- **Aim**
All the data below goes into the copy word for word, but the pictures don't.

-- start Task input --

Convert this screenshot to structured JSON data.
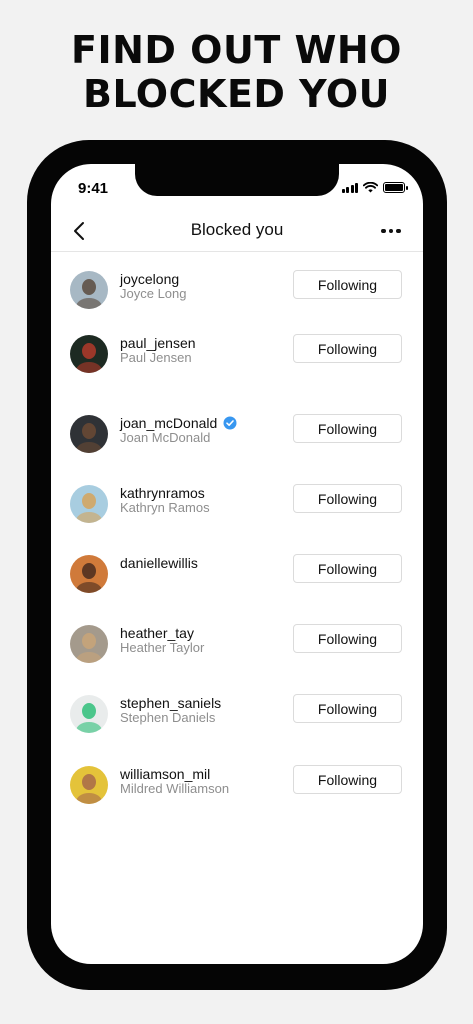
{
  "promo": {
    "line1": "FIND OUT WHO",
    "line2": "BLOCKED YOU"
  },
  "status_bar": {
    "time": "9:41"
  },
  "header": {
    "title": "Blocked you",
    "back_icon": "chevron-left-icon",
    "more_icon": "ellipsis-icon"
  },
  "users": [
    {
      "username": "joycelong",
      "full_name": "Joyce Long",
      "verified": false,
      "button": "Following",
      "avatar_color": "#a7b8c4",
      "avatar_fg": "#5a4a3e"
    },
    {
      "username": "paul_jensen",
      "full_name": "Paul Jensen",
      "verified": false,
      "button": "Following",
      "avatar_color": "#1d2a22",
      "avatar_fg": "#b23a2a"
    },
    {
      "username": "joan_mcDonald",
      "full_name": "Joan McDonald",
      "verified": true,
      "button": "Following",
      "avatar_color": "#2f3236",
      "avatar_fg": "#6b4a34"
    },
    {
      "username": "kathrynramos",
      "full_name": "Kathryn Ramos",
      "verified": false,
      "button": "Following",
      "avatar_color": "#a8cde0",
      "avatar_fg": "#d6a35a"
    },
    {
      "username": "daniellewillis",
      "full_name": "",
      "verified": false,
      "button": "Following",
      "avatar_color": "#d07a3a",
      "avatar_fg": "#4a2c1e"
    },
    {
      "username": "heather_tay",
      "full_name": "Heather Taylor",
      "verified": false,
      "button": "Following",
      "avatar_color": "#a49a8c",
      "avatar_fg": "#c9a578"
    },
    {
      "username": "stephen_saniels",
      "full_name": "Stephen Daniels",
      "verified": false,
      "button": "Following",
      "avatar_color": "#e9ecec",
      "avatar_fg": "#2fbf7a"
    },
    {
      "username": "williamson_mil",
      "full_name": "Mildred Williamson",
      "verified": false,
      "button": "Following",
      "avatar_color": "#e4c33a",
      "avatar_fg": "#a86a4a"
    }
  ],
  "colors": {
    "verified_badge": "#3897f0",
    "secondary_text": "#8e8e8e",
    "button_border": "#dbdbdb"
  }
}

-- end Task input --

- **Task result**
Convert this screenshot to structured JSON data.
{
  "promo": {
    "line1": "FIND OUT WHO",
    "line2": "BLOCKED YOU"
  },
  "status_bar": {
    "time": "9:41"
  },
  "header": {
    "title": "Blocked you",
    "back_icon": "chevron-left-icon",
    "more_icon": "ellipsis-icon"
  },
  "users": [
    {
      "username": "joycelong",
      "full_name": "Joyce Long",
      "verified": false,
      "button": "Following",
      "avatar_color": "#a7b8c4",
      "avatar_fg": "#5a4a3e"
    },
    {
      "username": "paul_jensen",
      "full_name": "Paul Jensen",
      "verified": false,
      "button": "Following",
      "avatar_color": "#1d2a22",
      "avatar_fg": "#b23a2a"
    },
    {
      "username": "joan_mcDonald",
      "full_name": "Joan McDonald",
      "verified": true,
      "button": "Following",
      "avatar_color": "#2f3236",
      "avatar_fg": "#6b4a34"
    },
    {
      "username": "kathrynramos",
      "full_name": "Kathryn Ramos",
      "verified": false,
      "button": "Following",
      "avatar_color": "#a8cde0",
      "avatar_fg": "#d6a35a"
    },
    {
      "username": "daniellewillis",
      "full_name": "",
      "verified": false,
      "button": "Following",
      "avatar_color": "#d07a3a",
      "avatar_fg": "#4a2c1e"
    },
    {
      "username": "heather_tay",
      "full_name": "Heather Taylor",
      "verified": false,
      "button": "Following",
      "avatar_color": "#a49a8c",
      "avatar_fg": "#c9a578"
    },
    {
      "username": "stephen_saniels",
      "full_name": "Stephen Daniels",
      "verified": false,
      "button": "Following",
      "avatar_color": "#e9ecec",
      "avatar_fg": "#2fbf7a"
    },
    {
      "username": "williamson_mil",
      "full_name": "Mildred Williamson",
      "verified": false,
      "button": "Following",
      "avatar_color": "#e4c33a",
      "avatar_fg": "#a86a4a"
    }
  ],
  "colors": {
    "verified_badge": "#3897f0",
    "secondary_text": "#8e8e8e",
    "button_border": "#dbdbdb"
  }
}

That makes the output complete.